• WRITTEN EXERCISE: Reproduce the records. Keep every word exact and include no images.

• A run of records:
+--

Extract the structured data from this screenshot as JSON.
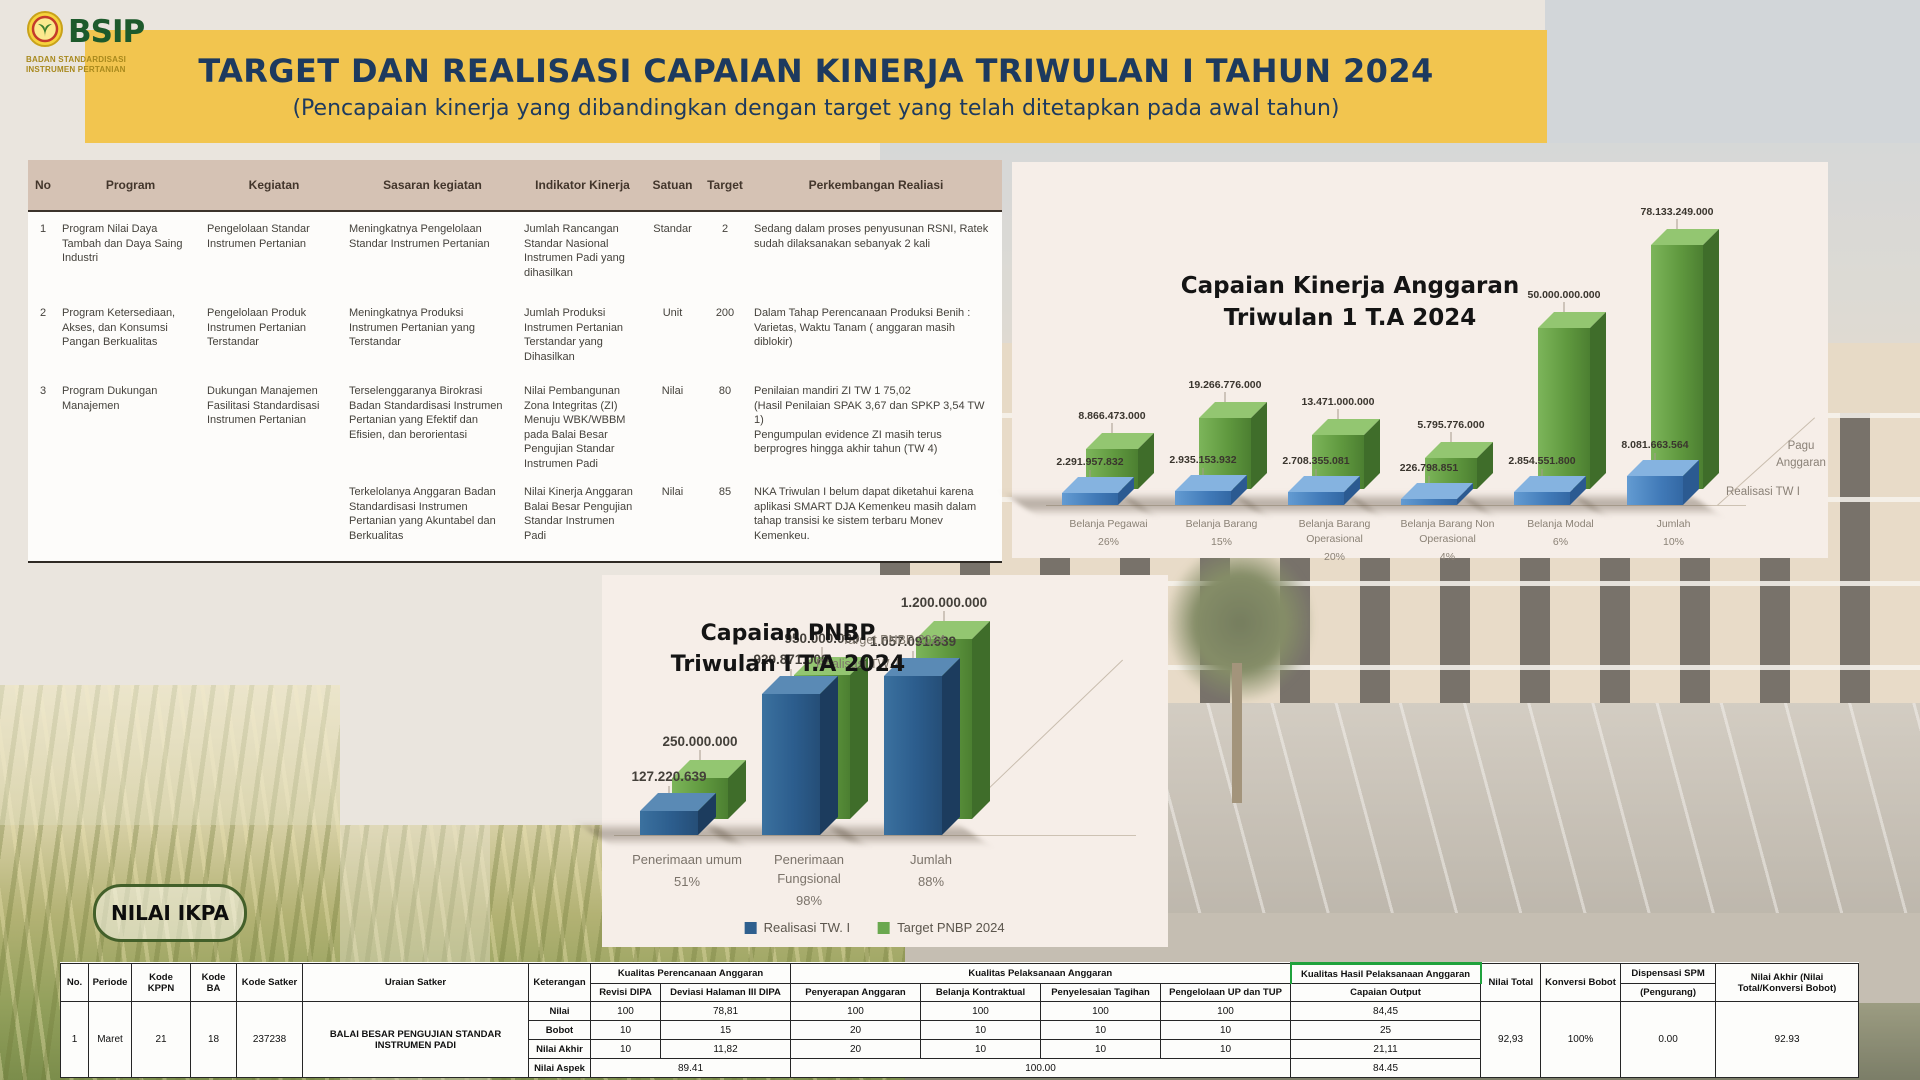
{
  "logo": {
    "acronym": "BSIP",
    "org_line1": "BADAN STANDARDISASI",
    "org_line2": "INSTRUMEN PERTANIAN"
  },
  "banner": {
    "title": "TARGET DAN REALISASI CAPAIAN KINERJA TRIWULAN I TAHUN 2024",
    "subtitle": "(Pencapaian kinerja yang dibandingkan dengan target yang telah ditetapkan pada awal tahun)"
  },
  "kinerja_table": {
    "columns": [
      "No",
      "Program",
      "Kegiatan",
      "Sasaran kegiatan",
      "Indikator Kinerja",
      "Satuan",
      "Target",
      "Perkembangan Realiasi"
    ],
    "rows": [
      {
        "no": "1",
        "program": "Program Nilai Daya Tambah dan Daya Saing Industri",
        "kegiatan": "Pengelolaan Standar Instrumen Pertanian",
        "sasaran": "Meningkatnya Pengelolaan Standar Instrumen Pertanian",
        "indikator": "Jumlah Rancangan Standar Nasional Instrumen Padi yang dihasilkan",
        "satuan": "Standar",
        "target": "2",
        "realisasi": "Sedang dalam proses penyusunan RSNI, Ratek sudah dilaksanakan sebanyak 2 kali"
      },
      {
        "no": "2",
        "program": "Program Ketersediaan, Akses, dan Konsumsi Pangan Berkualitas",
        "kegiatan": "Pengelolaan Produk Instrumen Pertanian Terstandar",
        "sasaran": "Meningkatnya Produksi Instrumen Pertanian yang Terstandar",
        "indikator": "Jumlah Produksi Instrumen Pertanian Terstandar yang Dihasilkan",
        "satuan": "Unit",
        "target": "200",
        "realisasi": "Dalam Tahap Perencanaan Produksi Benih : Varietas, Waktu Tanam ( anggaran masih diblokir)"
      },
      {
        "no": "3",
        "program": "Program Dukungan Manajemen",
        "kegiatan": "Dukungan Manajemen Fasilitasi Standardisasi Instrumen Pertanian",
        "sasaran": "Terselenggaranya Birokrasi Badan Standardisasi Instrumen Pertanian yang Efektif dan Efisien, dan berorientasi",
        "indikator": "Nilai Pembangunan Zona Integritas (ZI) Menuju WBK/WBBM pada Balai Besar Pengujian Standar Instrumen Padi",
        "satuan": "Nilai",
        "target": "80",
        "realisasi": "Penilaian mandiri ZI TW 1 75,02\n(Hasil Penilaian SPAK 3,67 dan SPKP 3,54 TW 1)\nPengumpulan evidence ZI masih terus berprogres hingga akhir tahun (TW 4)"
      },
      {
        "no": "",
        "program": "",
        "kegiatan": "",
        "sasaran": "Terkelolanya Anggaran Badan Standardisasi Instrumen Pertanian yang Akuntabel dan Berkualitas",
        "indikator": "Nilai Kinerja Anggaran Balai Besar Pengujian Standar Instrumen Padi",
        "satuan": "Nilai",
        "target": "85",
        "realisasi": "NKA Triwulan I belum dapat diketahui karena aplikasi SMART DJA Kemenkeu masih dalam tahap transisi ke sistem terbaru Monev Kemenkeu."
      }
    ]
  },
  "chart_data": [
    {
      "type": "bar",
      "style": "3d-bar",
      "title": "Capaian Kinerja Anggaran\nTriwulan 1 T.A 2024",
      "categories": [
        "Belanja Pegawai",
        "Belanja Barang",
        "Belanja Barang Operasional",
        "Belanja Barang Non Operasional",
        "Belanja Modal",
        "Jumlah"
      ],
      "category_pcts": [
        "26%",
        "15%",
        "20%",
        "4%",
        "6%",
        "10%"
      ],
      "series": [
        {
          "name": "Pagu Anggaran",
          "color": "#6aa84f",
          "values": [
            8866473000,
            19266776000,
            13471000000,
            5795776000,
            50000000000,
            78133249000
          ],
          "labels": [
            "8.866.473.000",
            "19.266.776.000",
            "13.471.000.000",
            "5.795.776.000",
            "50.000.000.000",
            "78.133.249.000"
          ]
        },
        {
          "name": "Realisasi TW I",
          "color": "#4a86c8",
          "values": [
            2291957832,
            2935153932,
            2708355081,
            226798851,
            2854551800,
            8081663564
          ],
          "labels": [
            "2.291.957.832",
            "2.935.153.932",
            "2.708.355.081",
            "226.798.851",
            "2.854.551.800",
            "8.081.663.564"
          ]
        }
      ],
      "legend_position": "right-depth-axis",
      "ylim": [
        0,
        78133249000
      ],
      "grid": false
    },
    {
      "type": "bar",
      "style": "3d-bar",
      "title": "Capaian PNBP\nTriwulan I T.A 2024",
      "categories": [
        "Penerimaan umum",
        "Penerimaan Fungsional",
        "Jumlah"
      ],
      "category_pcts": [
        "51%",
        "98%",
        "88%"
      ],
      "series": [
        {
          "name": "Realisasi TW. I",
          "color": "#2e5f8e",
          "values": [
            127220639,
            929871000,
            1057091639
          ],
          "labels": [
            "127.220.639",
            "929.871.000",
            "1.057.091.639"
          ]
        },
        {
          "name": "Target PNBP 2024",
          "color": "#6aa84f",
          "values": [
            250000000,
            950000000,
            1200000000
          ],
          "labels": [
            "250.000.000",
            "950.000.000",
            "1.200.000.000"
          ]
        }
      ],
      "legend_position": "bottom",
      "ylim": [
        0,
        1200000000
      ],
      "grid": false
    }
  ],
  "ikpa": {
    "badge": "NILAI IKPA"
  },
  "ikpa_table": {
    "group_headers": {
      "perencanaan": "Kualitas Perencanaan Anggaran",
      "pelaksanaan": "Kualitas Pelaksanaan Anggaran",
      "hasil": "Kualitas Hasil Pelaksanaan Anggaran"
    },
    "columns": {
      "no": "No.",
      "periode": "Periode",
      "kode_kppn": "Kode KPPN",
      "kode_ba": "Kode BA",
      "kode_satker": "Kode Satker",
      "uraian": "Uraian Satker",
      "keterangan": "Keterangan",
      "revisi": "Revisi DIPA",
      "deviasi": "Deviasi Halaman III DIPA",
      "penyerapan": "Penyerapan Anggaran",
      "kontraktual": "Belanja Kontraktual",
      "tagihan": "Penyelesaian Tagihan",
      "up_tup": "Pengelolaan UP dan TUP",
      "capaian": "Capaian Output",
      "nilai_total": "Nilai Total",
      "konversi": "Konversi Bobot",
      "dispensasi": "Dispensasi SPM",
      "pengurang": "(Pengurang)",
      "nilai_akhir": "Nilai Akhir (Nilai Total/Konversi Bobot)"
    },
    "row": {
      "no": "1",
      "periode": "Maret",
      "kode_kppn": "21",
      "kode_ba": "18",
      "kode_satker": "237238",
      "uraian": "BALAI BESAR PENGUJIAN STANDAR INSTRUMEN PADI",
      "nilai_total": "92,93",
      "konversi": "100%",
      "dispensasi": "0.00",
      "nilai_akhir": "92.93"
    },
    "metrics": [
      {
        "label": "Nilai",
        "values": [
          "100",
          "78,81",
          "100",
          "100",
          "100",
          "100",
          "84,45"
        ]
      },
      {
        "label": "Bobot",
        "values": [
          "10",
          "15",
          "20",
          "10",
          "10",
          "10",
          "25"
        ]
      },
      {
        "label": "Nilai Akhir",
        "values": [
          "10",
          "11,82",
          "20",
          "10",
          "10",
          "10",
          "21,11"
        ]
      }
    ],
    "aspek": {
      "label": "Nilai Aspek",
      "perencanaan": "89.41",
      "pelaksanaan": "100.00",
      "hasil": "84.45"
    }
  }
}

+--

• WRITTEN SOLUTION:
Extract the structured data from this screenshot as JSON.
{
  "logo": {
    "acronym": "BSIP",
    "org_line1": "BADAN STANDARDISASI",
    "org_line2": "INSTRUMEN PERTANIAN"
  },
  "banner": {
    "title": "TARGET DAN REALISASI CAPAIAN KINERJA TRIWULAN I TAHUN 2024",
    "subtitle": "(Pencapaian kinerja yang dibandingkan dengan target yang telah ditetapkan pada awal tahun)"
  },
  "kinerja_table": {
    "columns": [
      "No",
      "Program",
      "Kegiatan",
      "Sasaran kegiatan",
      "Indikator Kinerja",
      "Satuan",
      "Target",
      "Perkembangan Realiasi"
    ],
    "rows": [
      {
        "no": "1",
        "program": "Program Nilai Daya Tambah dan Daya Saing Industri",
        "kegiatan": "Pengelolaan Standar Instrumen Pertanian",
        "sasaran": "Meningkatnya Pengelolaan Standar Instrumen Pertanian",
        "indikator": "Jumlah Rancangan Standar Nasional Instrumen Padi yang dihasilkan",
        "satuan": "Standar",
        "target": "2",
        "realisasi": "Sedang dalam proses penyusunan RSNI, Ratek sudah dilaksanakan sebanyak 2 kali"
      },
      {
        "no": "2",
        "program": "Program Ketersediaan, Akses, dan Konsumsi Pangan Berkualitas",
        "kegiatan": "Pengelolaan Produk Instrumen Pertanian Terstandar",
        "sasaran": "Meningkatnya Produksi Instrumen Pertanian yang Terstandar",
        "indikator": "Jumlah Produksi Instrumen Pertanian Terstandar yang Dihasilkan",
        "satuan": "Unit",
        "target": "200",
        "realisasi": "Dalam Tahap Perencanaan Produksi Benih : Varietas, Waktu Tanam ( anggaran masih diblokir)"
      },
      {
        "no": "3",
        "program": "Program Dukungan Manajemen",
        "kegiatan": "Dukungan Manajemen Fasilitasi Standardisasi Instrumen Pertanian",
        "sasaran": "Terselenggaranya Birokrasi Badan Standardisasi Instrumen Pertanian yang Efektif dan Efisien, dan berorientasi",
        "indikator": "Nilai Pembangunan Zona Integritas (ZI) Menuju WBK/WBBM pada Balai Besar Pengujian Standar Instrumen Padi",
        "satuan": "Nilai",
        "target": "80",
        "realisasi": "Penilaian mandiri ZI TW 1 75,02\n(Hasil Penilaian SPAK 3,67 dan SPKP 3,54 TW 1)\nPengumpulan evidence ZI masih terus berprogres hingga akhir tahun (TW 4)"
      },
      {
        "no": "",
        "program": "",
        "kegiatan": "",
        "sasaran": "Terkelolanya Anggaran Badan Standardisasi Instrumen Pertanian yang Akuntabel dan Berkualitas",
        "indikator": "Nilai Kinerja Anggaran Balai Besar Pengujian Standar Instrumen Padi",
        "satuan": "Nilai",
        "target": "85",
        "realisasi": "NKA Triwulan I belum dapat diketahui karena aplikasi SMART DJA Kemenkeu masih dalam tahap transisi ke sistem terbaru Monev Kemenkeu."
      }
    ]
  },
  "chart_data": [
    {
      "type": "bar",
      "style": "3d-bar",
      "title": "Capaian Kinerja Anggaran\nTriwulan 1 T.A 2024",
      "categories": [
        "Belanja Pegawai",
        "Belanja Barang",
        "Belanja Barang Operasional",
        "Belanja Barang Non Operasional",
        "Belanja Modal",
        "Jumlah"
      ],
      "category_pcts": [
        "26%",
        "15%",
        "20%",
        "4%",
        "6%",
        "10%"
      ],
      "series": [
        {
          "name": "Pagu Anggaran",
          "color": "#6aa84f",
          "values": [
            8866473000,
            19266776000,
            13471000000,
            5795776000,
            50000000000,
            78133249000
          ],
          "labels": [
            "8.866.473.000",
            "19.266.776.000",
            "13.471.000.000",
            "5.795.776.000",
            "50.000.000.000",
            "78.133.249.000"
          ]
        },
        {
          "name": "Realisasi TW I",
          "color": "#4a86c8",
          "values": [
            2291957832,
            2935153932,
            2708355081,
            226798851,
            2854551800,
            8081663564
          ],
          "labels": [
            "2.291.957.832",
            "2.935.153.932",
            "2.708.355.081",
            "226.798.851",
            "2.854.551.800",
            "8.081.663.564"
          ]
        }
      ],
      "legend_position": "right-depth-axis",
      "ylim": [
        0,
        78133249000
      ],
      "grid": false
    },
    {
      "type": "bar",
      "style": "3d-bar",
      "title": "Capaian PNBP\nTriwulan I T.A 2024",
      "categories": [
        "Penerimaan umum",
        "Penerimaan Fungsional",
        "Jumlah"
      ],
      "category_pcts": [
        "51%",
        "98%",
        "88%"
      ],
      "series": [
        {
          "name": "Realisasi TW. I",
          "color": "#2e5f8e",
          "values": [
            127220639,
            929871000,
            1057091639
          ],
          "labels": [
            "127.220.639",
            "929.871.000",
            "1.057.091.639"
          ]
        },
        {
          "name": "Target PNBP 2024",
          "color": "#6aa84f",
          "values": [
            250000000,
            950000000,
            1200000000
          ],
          "labels": [
            "250.000.000",
            "950.000.000",
            "1.200.000.000"
          ]
        }
      ],
      "legend_position": "bottom",
      "ylim": [
        0,
        1200000000
      ],
      "grid": false
    }
  ],
  "ikpa": {
    "badge": "NILAI IKPA"
  },
  "ikpa_table": {
    "group_headers": {
      "perencanaan": "Kualitas Perencanaan Anggaran",
      "pelaksanaan": "Kualitas Pelaksanaan Anggaran",
      "hasil": "Kualitas Hasil Pelaksanaan Anggaran"
    },
    "columns": {
      "no": "No.",
      "periode": "Periode",
      "kode_kppn": "Kode KPPN",
      "kode_ba": "Kode BA",
      "kode_satker": "Kode Satker",
      "uraian": "Uraian Satker",
      "keterangan": "Keterangan",
      "revisi": "Revisi DIPA",
      "deviasi": "Deviasi Halaman III DIPA",
      "penyerapan": "Penyerapan Anggaran",
      "kontraktual": "Belanja Kontraktual",
      "tagihan": "Penyelesaian Tagihan",
      "up_tup": "Pengelolaan UP dan TUP",
      "capaian": "Capaian Output",
      "nilai_total": "Nilai Total",
      "konversi": "Konversi Bobot",
      "dispensasi": "Dispensasi SPM",
      "pengurang": "(Pengurang)",
      "nilai_akhir": "Nilai Akhir (Nilai Total/Konversi Bobot)"
    },
    "row": {
      "no": "1",
      "periode": "Maret",
      "kode_kppn": "21",
      "kode_ba": "18",
      "kode_satker": "237238",
      "uraian": "BALAI BESAR PENGUJIAN STANDAR INSTRUMEN PADI",
      "nilai_total": "92,93",
      "konversi": "100%",
      "dispensasi": "0.00",
      "nilai_akhir": "92.93"
    },
    "metrics": [
      {
        "label": "Nilai",
        "values": [
          "100",
          "78,81",
          "100",
          "100",
          "100",
          "100",
          "84,45"
        ]
      },
      {
        "label": "Bobot",
        "values": [
          "10",
          "15",
          "20",
          "10",
          "10",
          "10",
          "25"
        ]
      },
      {
        "label": "Nilai Akhir",
        "values": [
          "10",
          "11,82",
          "20",
          "10",
          "10",
          "10",
          "21,11"
        ]
      }
    ],
    "aspek": {
      "label": "Nilai Aspek",
      "perencanaan": "89.41",
      "pelaksanaan": "100.00",
      "hasil": "84.45"
    }
  }
}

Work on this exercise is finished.